Task statement. Wherever the string "wolnego" occurs in a line of these records, report that line.

- - - - - - -

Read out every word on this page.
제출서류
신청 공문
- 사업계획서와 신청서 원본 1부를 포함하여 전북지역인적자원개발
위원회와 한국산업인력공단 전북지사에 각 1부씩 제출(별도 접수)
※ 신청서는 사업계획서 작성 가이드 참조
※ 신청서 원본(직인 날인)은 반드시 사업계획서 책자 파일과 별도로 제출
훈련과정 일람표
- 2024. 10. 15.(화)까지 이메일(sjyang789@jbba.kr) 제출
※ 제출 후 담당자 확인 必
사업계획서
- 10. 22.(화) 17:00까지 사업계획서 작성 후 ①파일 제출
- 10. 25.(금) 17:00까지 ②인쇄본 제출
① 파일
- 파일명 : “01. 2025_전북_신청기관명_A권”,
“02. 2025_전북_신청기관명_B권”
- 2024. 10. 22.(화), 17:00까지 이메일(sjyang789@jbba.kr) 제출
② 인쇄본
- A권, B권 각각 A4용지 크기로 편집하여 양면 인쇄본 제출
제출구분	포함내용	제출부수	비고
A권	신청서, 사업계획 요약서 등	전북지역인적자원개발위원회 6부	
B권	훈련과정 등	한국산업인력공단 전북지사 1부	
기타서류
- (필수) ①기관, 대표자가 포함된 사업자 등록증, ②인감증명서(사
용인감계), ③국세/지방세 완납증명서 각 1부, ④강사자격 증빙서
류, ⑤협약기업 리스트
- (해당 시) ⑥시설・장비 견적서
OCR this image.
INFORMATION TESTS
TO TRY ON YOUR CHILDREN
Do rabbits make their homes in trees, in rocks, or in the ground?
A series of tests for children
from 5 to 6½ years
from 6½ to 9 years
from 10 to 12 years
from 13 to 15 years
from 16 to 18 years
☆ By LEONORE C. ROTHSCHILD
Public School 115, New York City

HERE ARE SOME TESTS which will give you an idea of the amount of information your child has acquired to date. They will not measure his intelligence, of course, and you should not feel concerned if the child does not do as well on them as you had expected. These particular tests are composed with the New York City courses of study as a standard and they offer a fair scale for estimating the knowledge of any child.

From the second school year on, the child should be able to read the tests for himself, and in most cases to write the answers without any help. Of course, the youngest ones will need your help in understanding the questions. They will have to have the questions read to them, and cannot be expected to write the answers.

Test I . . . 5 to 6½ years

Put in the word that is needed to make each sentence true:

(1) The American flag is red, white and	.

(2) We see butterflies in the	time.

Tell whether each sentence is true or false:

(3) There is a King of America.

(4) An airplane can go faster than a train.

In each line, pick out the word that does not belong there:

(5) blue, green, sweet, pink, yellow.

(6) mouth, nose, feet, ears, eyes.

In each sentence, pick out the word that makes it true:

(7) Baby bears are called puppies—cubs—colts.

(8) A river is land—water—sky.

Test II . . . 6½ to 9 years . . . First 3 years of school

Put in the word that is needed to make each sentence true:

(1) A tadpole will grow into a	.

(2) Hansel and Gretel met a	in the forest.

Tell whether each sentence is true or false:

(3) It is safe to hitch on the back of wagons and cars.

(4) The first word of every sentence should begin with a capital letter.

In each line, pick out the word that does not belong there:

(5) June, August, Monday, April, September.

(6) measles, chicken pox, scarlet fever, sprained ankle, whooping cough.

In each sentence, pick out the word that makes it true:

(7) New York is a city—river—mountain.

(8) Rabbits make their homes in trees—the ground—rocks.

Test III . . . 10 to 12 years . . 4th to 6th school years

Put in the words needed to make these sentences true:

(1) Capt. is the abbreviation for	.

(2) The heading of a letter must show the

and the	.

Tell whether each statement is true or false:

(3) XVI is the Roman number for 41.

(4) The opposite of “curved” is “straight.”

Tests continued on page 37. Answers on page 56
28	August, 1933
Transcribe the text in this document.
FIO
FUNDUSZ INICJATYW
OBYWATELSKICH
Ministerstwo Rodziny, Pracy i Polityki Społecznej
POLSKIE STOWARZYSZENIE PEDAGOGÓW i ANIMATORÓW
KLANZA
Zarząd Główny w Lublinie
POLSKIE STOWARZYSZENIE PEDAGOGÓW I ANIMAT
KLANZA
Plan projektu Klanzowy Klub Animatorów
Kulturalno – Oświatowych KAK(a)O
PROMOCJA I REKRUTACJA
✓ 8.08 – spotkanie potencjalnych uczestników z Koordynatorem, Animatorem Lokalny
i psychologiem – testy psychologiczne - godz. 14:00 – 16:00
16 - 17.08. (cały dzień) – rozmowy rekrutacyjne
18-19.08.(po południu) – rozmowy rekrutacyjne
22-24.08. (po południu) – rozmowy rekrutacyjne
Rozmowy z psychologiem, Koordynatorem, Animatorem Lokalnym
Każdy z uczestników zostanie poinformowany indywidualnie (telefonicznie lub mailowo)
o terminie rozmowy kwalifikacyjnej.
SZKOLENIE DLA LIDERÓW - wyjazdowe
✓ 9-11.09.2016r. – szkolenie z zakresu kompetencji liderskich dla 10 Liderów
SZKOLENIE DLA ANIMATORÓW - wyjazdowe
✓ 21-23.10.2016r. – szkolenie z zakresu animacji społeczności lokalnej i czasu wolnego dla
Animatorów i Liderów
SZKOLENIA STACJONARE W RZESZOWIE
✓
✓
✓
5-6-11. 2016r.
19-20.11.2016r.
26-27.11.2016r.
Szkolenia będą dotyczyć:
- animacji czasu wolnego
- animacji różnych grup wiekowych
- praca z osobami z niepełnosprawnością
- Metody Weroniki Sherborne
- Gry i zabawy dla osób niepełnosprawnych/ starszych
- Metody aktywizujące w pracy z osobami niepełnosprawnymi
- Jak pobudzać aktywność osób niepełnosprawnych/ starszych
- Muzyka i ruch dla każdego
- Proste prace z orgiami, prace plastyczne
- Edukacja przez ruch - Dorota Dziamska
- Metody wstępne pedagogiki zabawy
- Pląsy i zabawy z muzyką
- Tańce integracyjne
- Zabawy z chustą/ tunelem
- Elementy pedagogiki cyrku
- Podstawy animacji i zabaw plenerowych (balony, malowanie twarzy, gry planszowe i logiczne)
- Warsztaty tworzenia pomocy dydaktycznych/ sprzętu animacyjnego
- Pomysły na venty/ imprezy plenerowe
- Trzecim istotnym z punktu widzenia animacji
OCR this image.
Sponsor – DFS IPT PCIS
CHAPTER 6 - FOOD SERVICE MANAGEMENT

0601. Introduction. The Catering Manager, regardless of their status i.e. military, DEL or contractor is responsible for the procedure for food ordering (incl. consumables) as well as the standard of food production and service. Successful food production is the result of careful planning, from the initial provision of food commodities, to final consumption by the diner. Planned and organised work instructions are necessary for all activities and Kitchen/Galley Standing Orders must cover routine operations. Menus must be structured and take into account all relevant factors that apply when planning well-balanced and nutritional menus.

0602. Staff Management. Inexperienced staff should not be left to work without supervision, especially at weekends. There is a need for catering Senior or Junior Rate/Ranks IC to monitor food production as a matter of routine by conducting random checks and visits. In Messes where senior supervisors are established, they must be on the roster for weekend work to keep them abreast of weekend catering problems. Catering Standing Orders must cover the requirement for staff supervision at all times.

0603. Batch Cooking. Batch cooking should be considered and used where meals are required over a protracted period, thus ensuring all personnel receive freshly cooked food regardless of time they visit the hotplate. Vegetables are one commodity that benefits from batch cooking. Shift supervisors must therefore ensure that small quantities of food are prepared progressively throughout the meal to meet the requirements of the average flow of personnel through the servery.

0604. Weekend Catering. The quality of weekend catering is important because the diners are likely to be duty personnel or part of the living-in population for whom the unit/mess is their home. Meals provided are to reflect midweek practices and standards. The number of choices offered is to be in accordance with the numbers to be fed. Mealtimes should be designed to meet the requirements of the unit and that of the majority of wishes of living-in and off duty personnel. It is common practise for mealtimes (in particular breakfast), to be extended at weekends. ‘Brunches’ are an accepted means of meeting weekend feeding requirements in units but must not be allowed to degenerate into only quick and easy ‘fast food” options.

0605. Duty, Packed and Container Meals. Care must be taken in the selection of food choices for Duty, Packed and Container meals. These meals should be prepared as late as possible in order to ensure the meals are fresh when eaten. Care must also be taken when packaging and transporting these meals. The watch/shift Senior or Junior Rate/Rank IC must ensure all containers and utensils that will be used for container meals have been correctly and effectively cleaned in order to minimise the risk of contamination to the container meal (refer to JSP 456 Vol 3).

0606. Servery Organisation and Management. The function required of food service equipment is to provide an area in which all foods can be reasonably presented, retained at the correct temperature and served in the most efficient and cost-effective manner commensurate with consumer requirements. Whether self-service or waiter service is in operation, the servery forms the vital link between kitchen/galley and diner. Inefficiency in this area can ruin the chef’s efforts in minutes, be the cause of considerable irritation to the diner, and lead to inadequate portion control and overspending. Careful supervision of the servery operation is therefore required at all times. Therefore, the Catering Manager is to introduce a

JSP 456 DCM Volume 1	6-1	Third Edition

- - - - - - -

Output for this exercise.
✓ 21-23.10.2016r. – szkolenie z zakresu animacji społeczności lokalnej i czasu wolnego dla
- animacji czasu wolnego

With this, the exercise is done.